═════ Provided information ═════

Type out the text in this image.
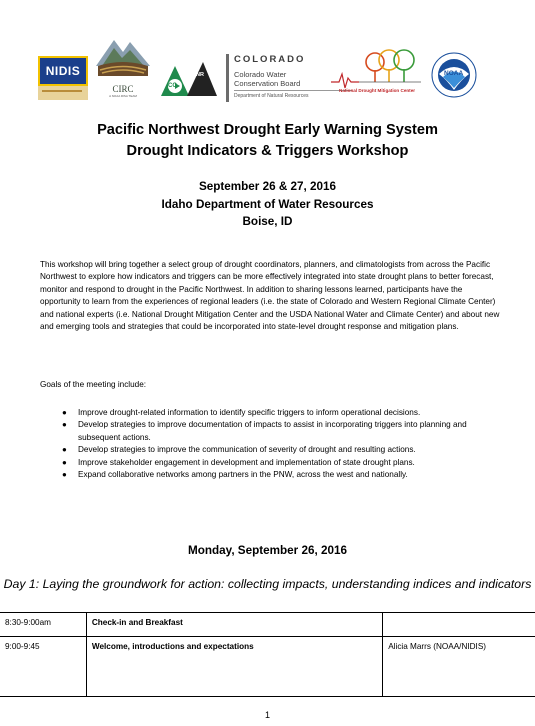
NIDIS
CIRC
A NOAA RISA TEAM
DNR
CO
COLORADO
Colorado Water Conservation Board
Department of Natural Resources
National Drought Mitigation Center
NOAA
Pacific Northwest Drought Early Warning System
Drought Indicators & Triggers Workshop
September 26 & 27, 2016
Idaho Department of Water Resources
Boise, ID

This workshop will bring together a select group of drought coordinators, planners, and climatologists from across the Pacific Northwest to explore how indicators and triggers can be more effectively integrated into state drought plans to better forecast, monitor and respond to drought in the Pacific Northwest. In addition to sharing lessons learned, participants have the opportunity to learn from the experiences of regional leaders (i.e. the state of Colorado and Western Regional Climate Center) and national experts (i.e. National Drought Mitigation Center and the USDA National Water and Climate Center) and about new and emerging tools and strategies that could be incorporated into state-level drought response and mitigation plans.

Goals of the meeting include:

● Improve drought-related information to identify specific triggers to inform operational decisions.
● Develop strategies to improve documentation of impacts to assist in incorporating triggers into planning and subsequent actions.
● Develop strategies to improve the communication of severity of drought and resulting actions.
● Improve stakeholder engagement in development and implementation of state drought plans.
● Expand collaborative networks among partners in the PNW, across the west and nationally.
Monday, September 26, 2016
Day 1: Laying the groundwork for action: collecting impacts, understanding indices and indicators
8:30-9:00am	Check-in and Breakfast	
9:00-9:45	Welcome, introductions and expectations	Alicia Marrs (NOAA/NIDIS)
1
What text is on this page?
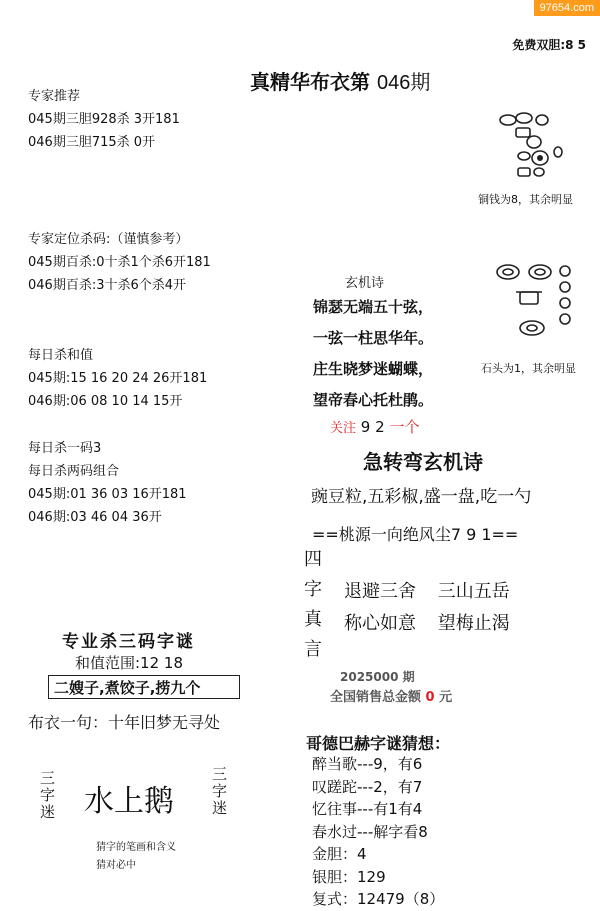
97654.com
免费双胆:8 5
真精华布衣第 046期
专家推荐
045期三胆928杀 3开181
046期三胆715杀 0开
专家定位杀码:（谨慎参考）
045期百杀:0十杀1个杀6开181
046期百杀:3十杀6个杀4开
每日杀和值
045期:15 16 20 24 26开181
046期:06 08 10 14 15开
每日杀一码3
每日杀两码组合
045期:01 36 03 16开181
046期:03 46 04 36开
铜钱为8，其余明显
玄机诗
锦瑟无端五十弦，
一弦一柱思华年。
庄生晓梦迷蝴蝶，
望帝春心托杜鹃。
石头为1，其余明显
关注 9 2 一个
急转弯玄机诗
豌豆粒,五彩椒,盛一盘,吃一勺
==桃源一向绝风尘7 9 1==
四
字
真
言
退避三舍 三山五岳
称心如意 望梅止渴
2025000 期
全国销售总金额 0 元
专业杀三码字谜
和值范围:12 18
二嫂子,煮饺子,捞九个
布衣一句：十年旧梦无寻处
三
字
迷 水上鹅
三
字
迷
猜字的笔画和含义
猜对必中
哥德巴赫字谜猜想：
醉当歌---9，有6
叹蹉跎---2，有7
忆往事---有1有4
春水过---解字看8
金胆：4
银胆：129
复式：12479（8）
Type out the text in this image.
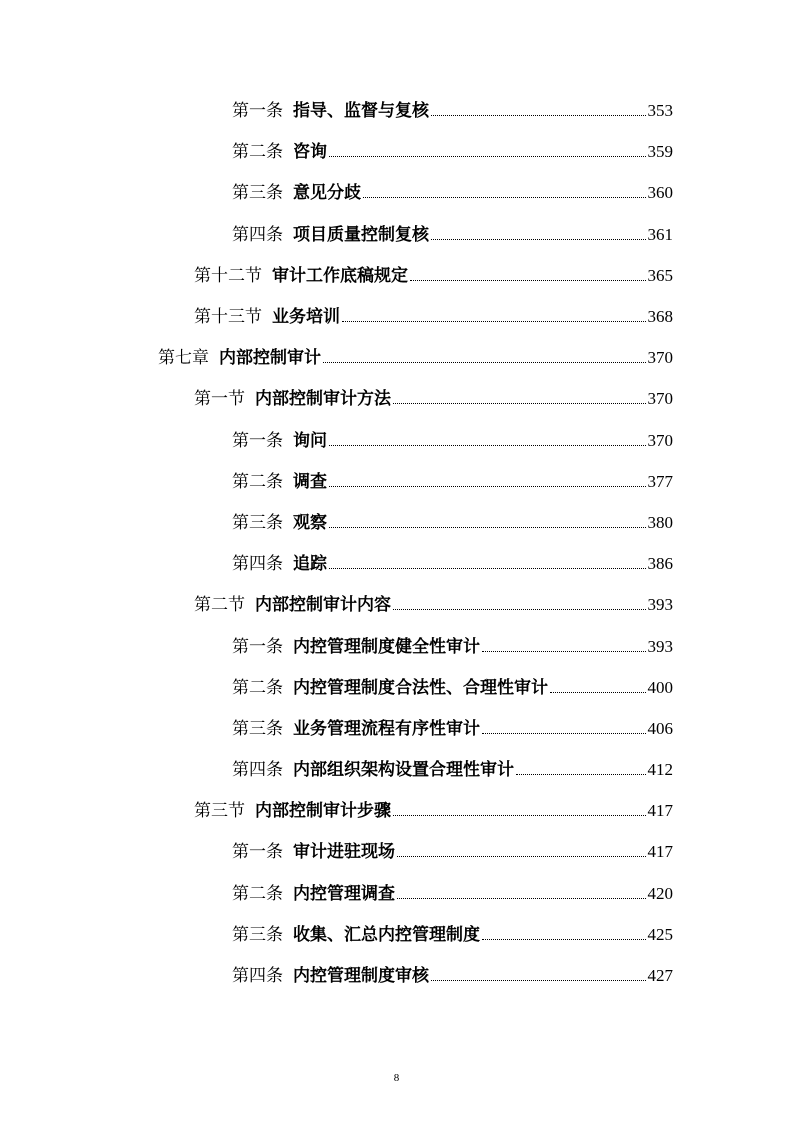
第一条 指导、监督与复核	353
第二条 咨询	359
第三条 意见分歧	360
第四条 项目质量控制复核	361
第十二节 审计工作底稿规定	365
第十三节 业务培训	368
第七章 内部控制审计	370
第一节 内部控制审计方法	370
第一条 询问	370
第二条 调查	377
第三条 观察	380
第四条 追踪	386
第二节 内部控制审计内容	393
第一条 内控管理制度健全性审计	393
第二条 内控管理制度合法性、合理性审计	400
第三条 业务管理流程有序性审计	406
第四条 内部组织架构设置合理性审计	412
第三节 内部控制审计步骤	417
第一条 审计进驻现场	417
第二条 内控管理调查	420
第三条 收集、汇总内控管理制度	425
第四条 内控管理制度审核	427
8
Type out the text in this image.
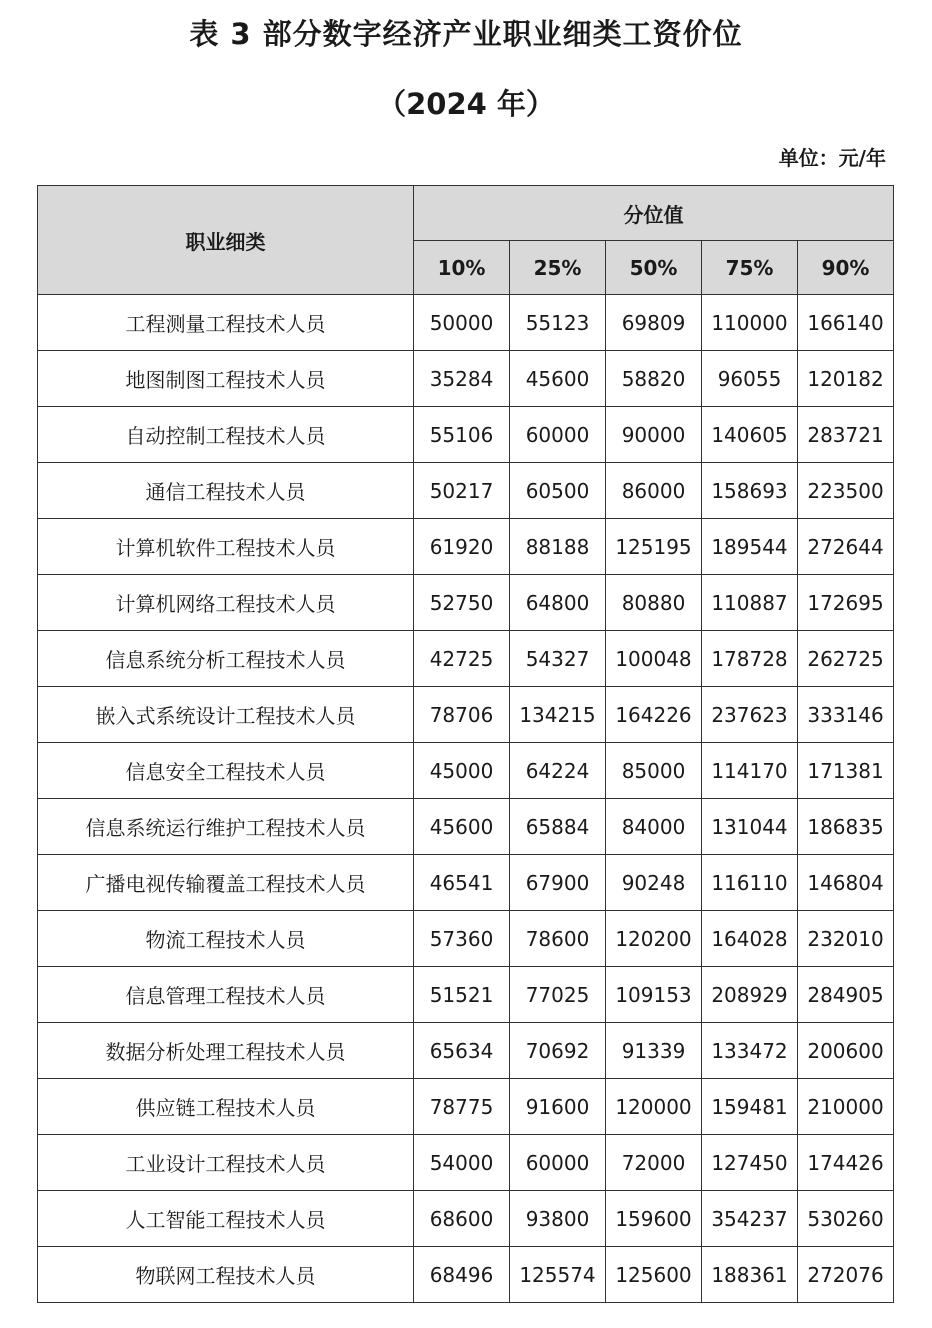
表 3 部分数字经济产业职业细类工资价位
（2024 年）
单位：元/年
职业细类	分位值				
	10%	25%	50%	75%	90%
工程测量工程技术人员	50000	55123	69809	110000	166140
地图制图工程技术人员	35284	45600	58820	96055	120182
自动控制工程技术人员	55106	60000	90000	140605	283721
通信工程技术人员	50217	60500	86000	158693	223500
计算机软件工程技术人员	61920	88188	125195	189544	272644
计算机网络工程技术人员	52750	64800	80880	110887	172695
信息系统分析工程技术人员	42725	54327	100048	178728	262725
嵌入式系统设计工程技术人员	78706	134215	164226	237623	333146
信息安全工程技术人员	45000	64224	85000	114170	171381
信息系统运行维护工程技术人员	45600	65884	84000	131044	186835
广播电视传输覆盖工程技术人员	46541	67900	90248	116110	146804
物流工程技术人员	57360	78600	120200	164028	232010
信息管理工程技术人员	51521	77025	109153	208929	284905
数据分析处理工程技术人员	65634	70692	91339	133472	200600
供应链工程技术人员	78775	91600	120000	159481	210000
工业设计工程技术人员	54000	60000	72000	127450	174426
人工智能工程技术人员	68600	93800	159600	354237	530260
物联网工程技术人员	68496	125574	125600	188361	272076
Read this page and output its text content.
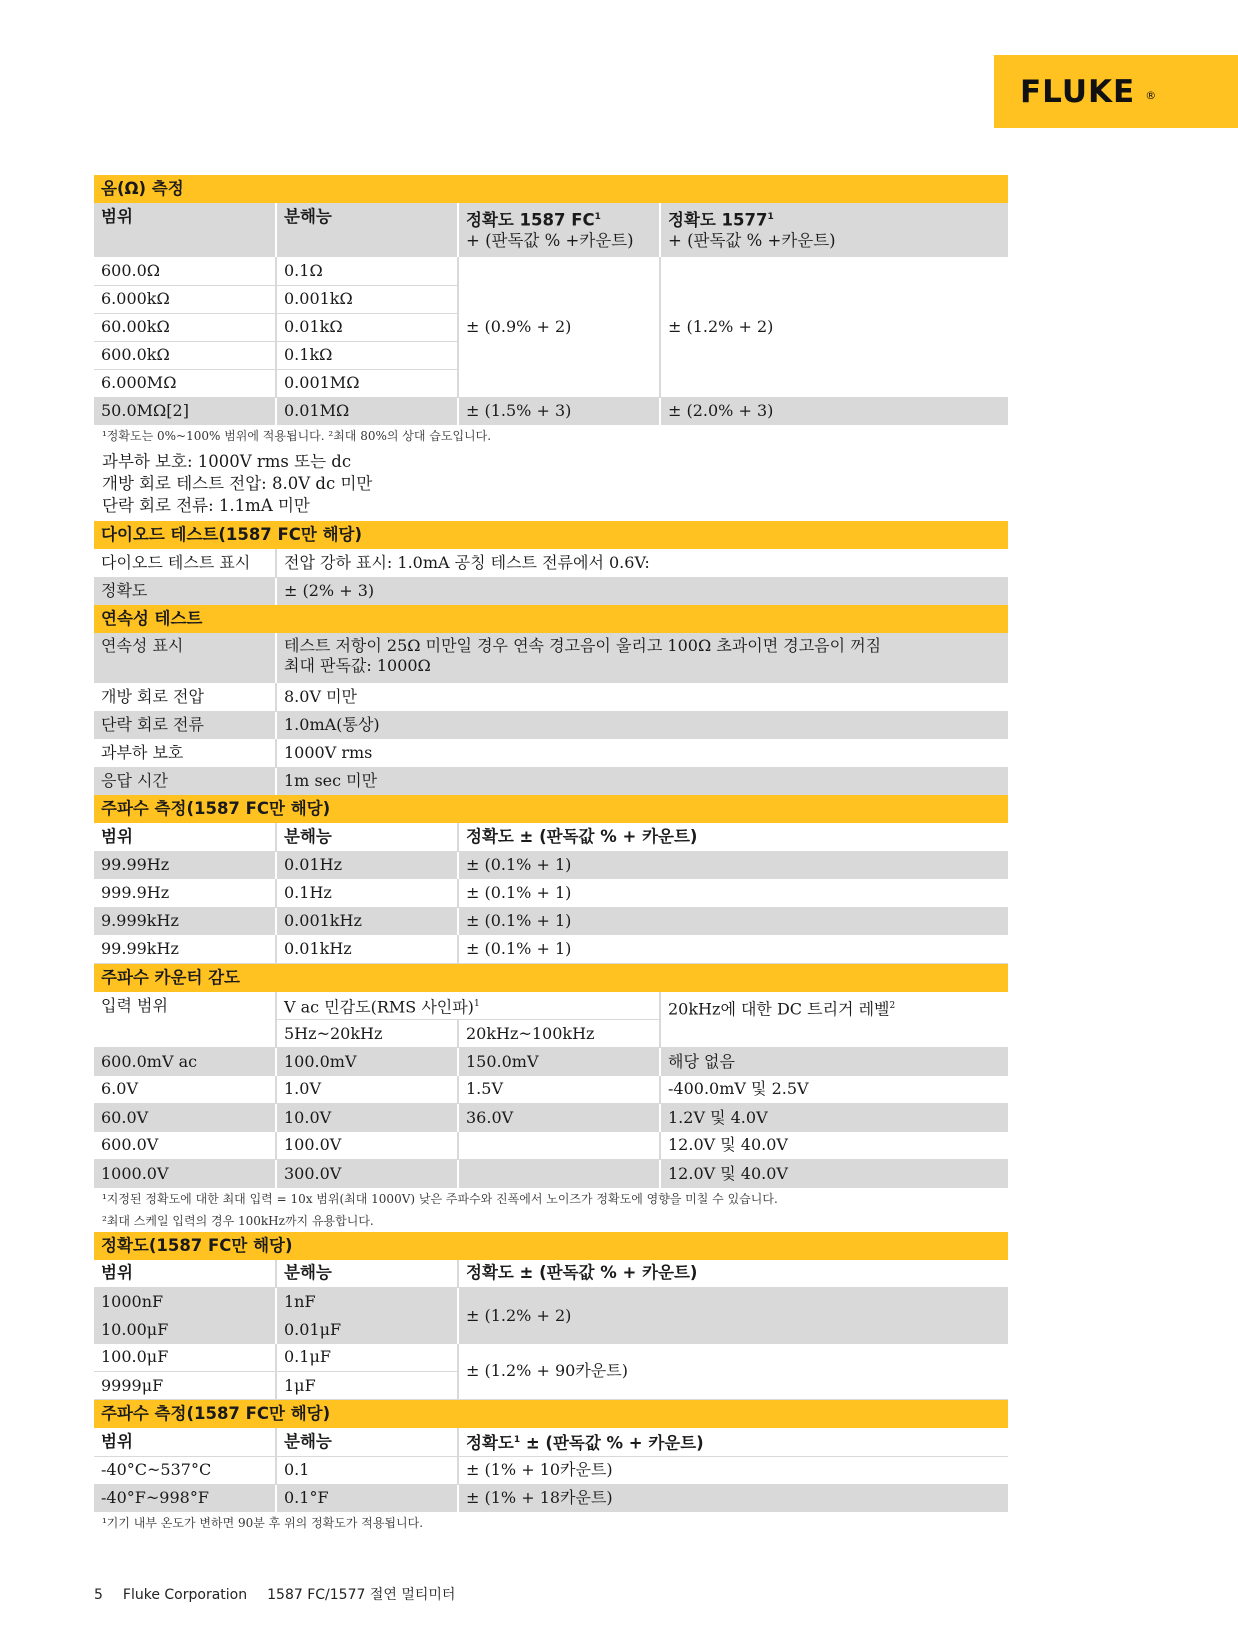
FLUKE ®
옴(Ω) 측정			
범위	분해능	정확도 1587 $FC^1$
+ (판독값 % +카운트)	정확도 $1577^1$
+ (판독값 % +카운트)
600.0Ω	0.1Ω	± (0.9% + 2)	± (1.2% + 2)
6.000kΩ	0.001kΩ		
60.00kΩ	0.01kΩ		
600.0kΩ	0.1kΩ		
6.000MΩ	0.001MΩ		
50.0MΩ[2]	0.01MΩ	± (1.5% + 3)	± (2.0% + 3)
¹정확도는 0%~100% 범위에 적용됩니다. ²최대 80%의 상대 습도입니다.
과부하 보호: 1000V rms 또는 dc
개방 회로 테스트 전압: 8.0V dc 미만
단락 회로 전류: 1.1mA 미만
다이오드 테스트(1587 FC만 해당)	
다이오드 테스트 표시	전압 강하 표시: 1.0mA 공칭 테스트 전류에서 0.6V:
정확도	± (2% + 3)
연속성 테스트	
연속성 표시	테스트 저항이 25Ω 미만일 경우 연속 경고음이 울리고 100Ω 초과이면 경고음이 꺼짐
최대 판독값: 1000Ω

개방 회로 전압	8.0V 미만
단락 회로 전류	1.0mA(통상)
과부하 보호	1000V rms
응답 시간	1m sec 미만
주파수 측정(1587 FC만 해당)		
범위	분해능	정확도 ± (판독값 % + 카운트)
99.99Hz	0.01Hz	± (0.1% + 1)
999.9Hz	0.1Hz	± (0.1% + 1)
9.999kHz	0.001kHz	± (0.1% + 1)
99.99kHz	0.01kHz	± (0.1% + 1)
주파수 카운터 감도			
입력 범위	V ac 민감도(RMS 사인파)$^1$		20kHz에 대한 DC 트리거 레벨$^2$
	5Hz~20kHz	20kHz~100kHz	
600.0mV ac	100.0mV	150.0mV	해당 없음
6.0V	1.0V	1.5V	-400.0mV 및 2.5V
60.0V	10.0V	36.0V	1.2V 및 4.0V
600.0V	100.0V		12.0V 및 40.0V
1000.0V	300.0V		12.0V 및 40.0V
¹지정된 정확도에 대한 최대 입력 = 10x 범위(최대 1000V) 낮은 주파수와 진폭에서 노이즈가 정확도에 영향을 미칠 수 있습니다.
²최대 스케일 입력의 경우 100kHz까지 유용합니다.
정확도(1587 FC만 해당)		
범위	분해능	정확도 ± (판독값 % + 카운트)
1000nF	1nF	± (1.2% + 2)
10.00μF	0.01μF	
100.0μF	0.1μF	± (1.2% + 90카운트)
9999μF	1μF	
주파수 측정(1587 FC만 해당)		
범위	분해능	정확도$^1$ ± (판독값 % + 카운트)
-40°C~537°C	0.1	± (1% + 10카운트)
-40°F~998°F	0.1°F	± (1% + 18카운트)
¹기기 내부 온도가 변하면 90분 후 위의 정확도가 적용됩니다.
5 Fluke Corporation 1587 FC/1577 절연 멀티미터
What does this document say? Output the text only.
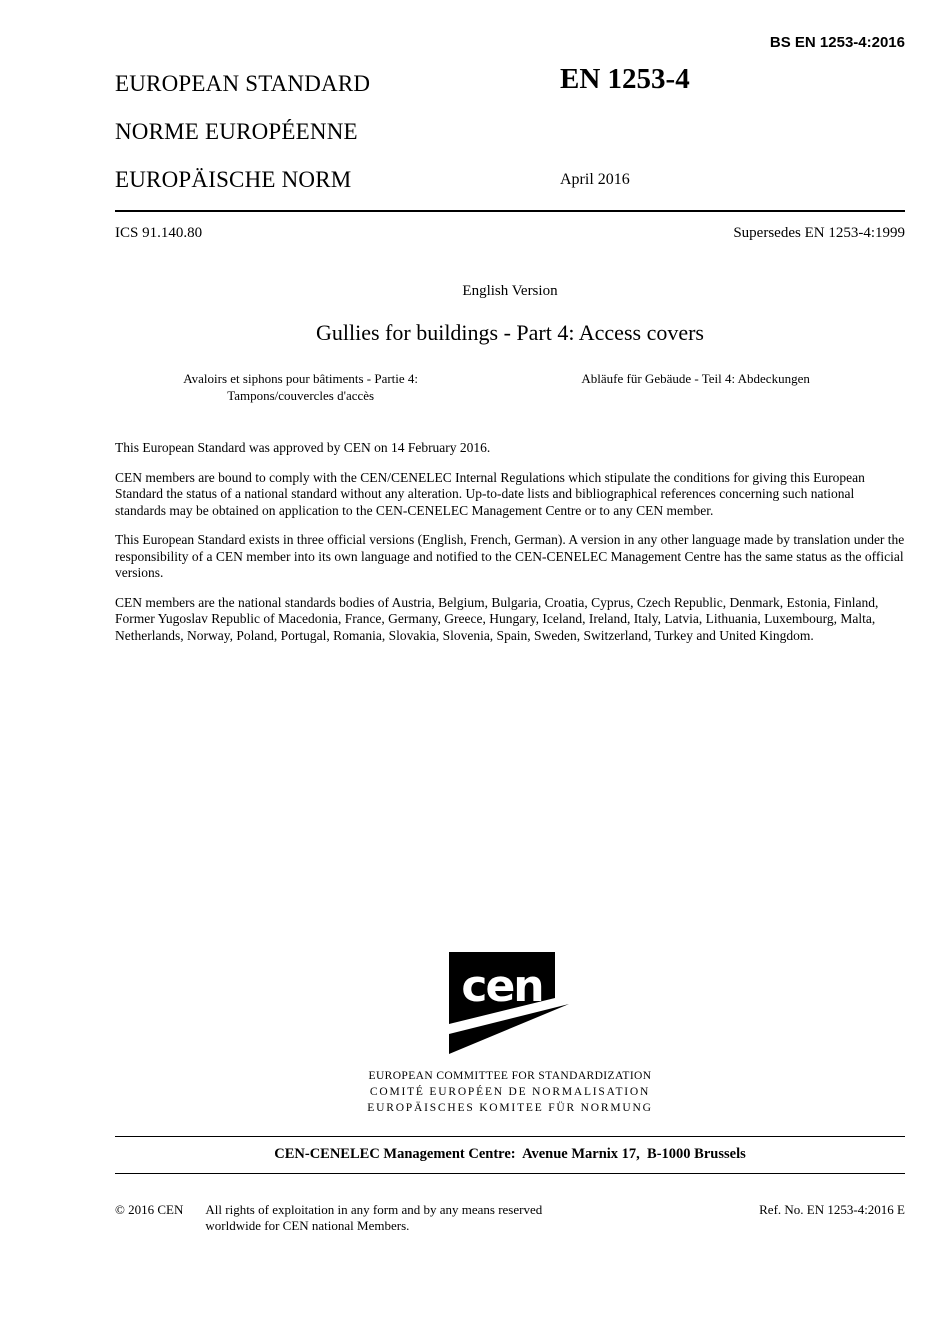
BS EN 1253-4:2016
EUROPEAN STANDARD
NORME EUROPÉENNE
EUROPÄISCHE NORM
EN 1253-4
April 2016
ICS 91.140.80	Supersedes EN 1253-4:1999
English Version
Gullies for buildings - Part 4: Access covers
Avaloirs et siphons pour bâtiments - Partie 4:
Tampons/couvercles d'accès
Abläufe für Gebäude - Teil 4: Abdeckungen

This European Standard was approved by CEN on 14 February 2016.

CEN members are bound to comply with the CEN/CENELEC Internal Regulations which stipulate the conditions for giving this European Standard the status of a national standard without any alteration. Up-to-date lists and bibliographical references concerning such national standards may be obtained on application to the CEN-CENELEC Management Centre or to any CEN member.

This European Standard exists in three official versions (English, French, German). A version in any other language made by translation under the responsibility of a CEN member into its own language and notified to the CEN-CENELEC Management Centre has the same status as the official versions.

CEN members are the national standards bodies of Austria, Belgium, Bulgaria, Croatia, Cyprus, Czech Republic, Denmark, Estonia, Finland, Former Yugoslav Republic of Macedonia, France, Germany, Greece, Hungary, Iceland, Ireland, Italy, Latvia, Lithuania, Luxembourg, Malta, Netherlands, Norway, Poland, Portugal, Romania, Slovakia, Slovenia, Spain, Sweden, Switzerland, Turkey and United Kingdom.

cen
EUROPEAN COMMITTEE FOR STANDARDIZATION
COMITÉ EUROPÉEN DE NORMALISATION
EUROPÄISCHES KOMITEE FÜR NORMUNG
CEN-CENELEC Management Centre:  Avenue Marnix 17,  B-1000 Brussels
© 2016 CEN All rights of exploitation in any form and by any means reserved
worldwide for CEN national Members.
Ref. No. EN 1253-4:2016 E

═════

Exercise>
Look over the material above and show each line where "다이오드" appears.

Worked answer>
다이오드 테스트(1587 FC만 해당)	
다이오드 테스트 표시	전압 강하 표시: 1.0mA 공칭 테스트 전류에서 0.6V:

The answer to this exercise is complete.